Stated goal: Set down the line that contains "Give me the" and every line after it to the end of the entries, exactly as they stand and nothing more.
**** Input
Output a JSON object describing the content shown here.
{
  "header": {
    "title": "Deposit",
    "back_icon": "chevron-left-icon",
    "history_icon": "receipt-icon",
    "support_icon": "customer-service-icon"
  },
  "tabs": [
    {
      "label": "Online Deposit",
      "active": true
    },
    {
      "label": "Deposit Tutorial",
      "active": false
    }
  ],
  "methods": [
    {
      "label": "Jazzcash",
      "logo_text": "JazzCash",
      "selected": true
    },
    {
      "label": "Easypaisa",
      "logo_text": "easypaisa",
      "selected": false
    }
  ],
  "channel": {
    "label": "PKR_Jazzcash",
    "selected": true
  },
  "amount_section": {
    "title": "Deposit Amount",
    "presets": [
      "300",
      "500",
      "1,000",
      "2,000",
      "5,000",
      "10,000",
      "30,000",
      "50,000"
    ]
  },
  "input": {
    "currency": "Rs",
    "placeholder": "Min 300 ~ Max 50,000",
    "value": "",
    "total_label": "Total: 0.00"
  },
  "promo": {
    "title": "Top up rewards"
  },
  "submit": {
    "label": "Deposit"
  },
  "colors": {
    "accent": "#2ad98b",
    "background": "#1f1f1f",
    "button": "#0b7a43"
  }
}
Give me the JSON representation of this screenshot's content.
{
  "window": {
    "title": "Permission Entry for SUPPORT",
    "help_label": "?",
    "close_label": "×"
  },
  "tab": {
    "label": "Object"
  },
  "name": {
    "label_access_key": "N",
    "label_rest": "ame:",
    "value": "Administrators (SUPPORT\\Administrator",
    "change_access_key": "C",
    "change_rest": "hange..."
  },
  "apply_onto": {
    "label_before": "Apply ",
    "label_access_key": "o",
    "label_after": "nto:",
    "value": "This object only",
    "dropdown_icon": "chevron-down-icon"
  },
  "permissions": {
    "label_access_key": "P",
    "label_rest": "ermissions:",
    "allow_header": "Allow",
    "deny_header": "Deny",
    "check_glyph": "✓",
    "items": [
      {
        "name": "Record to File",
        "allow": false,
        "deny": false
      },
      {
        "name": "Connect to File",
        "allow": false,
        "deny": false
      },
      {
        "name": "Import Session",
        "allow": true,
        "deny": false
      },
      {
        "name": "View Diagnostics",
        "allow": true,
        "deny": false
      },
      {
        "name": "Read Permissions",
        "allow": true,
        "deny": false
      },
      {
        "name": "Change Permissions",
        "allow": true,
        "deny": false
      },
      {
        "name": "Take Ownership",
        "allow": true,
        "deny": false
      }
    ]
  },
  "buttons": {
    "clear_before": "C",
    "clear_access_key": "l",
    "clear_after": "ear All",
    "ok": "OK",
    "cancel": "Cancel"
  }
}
********
Task output:
Give me the JSON representation of this screenshot's content.
{
  "window": {
    "title": "Permission Entry for SUPPORT",
    "help_label": "?",
    "close_label": "×"
  },
  "tab": {
    "label": "Object"
  },
  "name": {
    "label_access_key": "N",
    "label_rest": "ame:",
    "value": "Administrators (SUPPORT\\Administrator",
    "change_access_key": "C",
    "change_rest": "hange..."
  },
  "apply_onto": {
    "label_before": "Apply ",
    "label_access_key": "o",
    "label_after": "nto:",
    "value": "This object only",
    "dropdown_icon": "chevron-down-icon"
  },
  "permissions": {
    "label_access_key": "P",
    "label_rest": "ermissions:",
    "allow_header": "Allow",
    "deny_header": "Deny",
    "check_glyph": "✓",
    "items": [
      {
        "name": "Record to File",
        "allow": false,
        "deny": false
      },
      {
        "name": "Connect to File",
        "allow": false,
        "deny": false
      },
      {
        "name": "Import Session",
        "allow": true,
        "deny": false
      },
      {
        "name": "View Diagnostics",
        "allow": true,
        "deny": false
      },
      {
        "name": "Read Permissions",
        "allow": true,
        "deny": false
      },
      {
        "name": "Change Permissions",
        "allow": true,
        "deny": false
      },
      {
        "name": "Take Ownership",
        "allow": true,
        "deny": false
      }
    ]
  },
  "buttons": {
    "clear_before": "C",
    "clear_access_key": "l",
    "clear_after": "ear All",
    "ok": "OK",
    "cancel": "Cancel"
  }
}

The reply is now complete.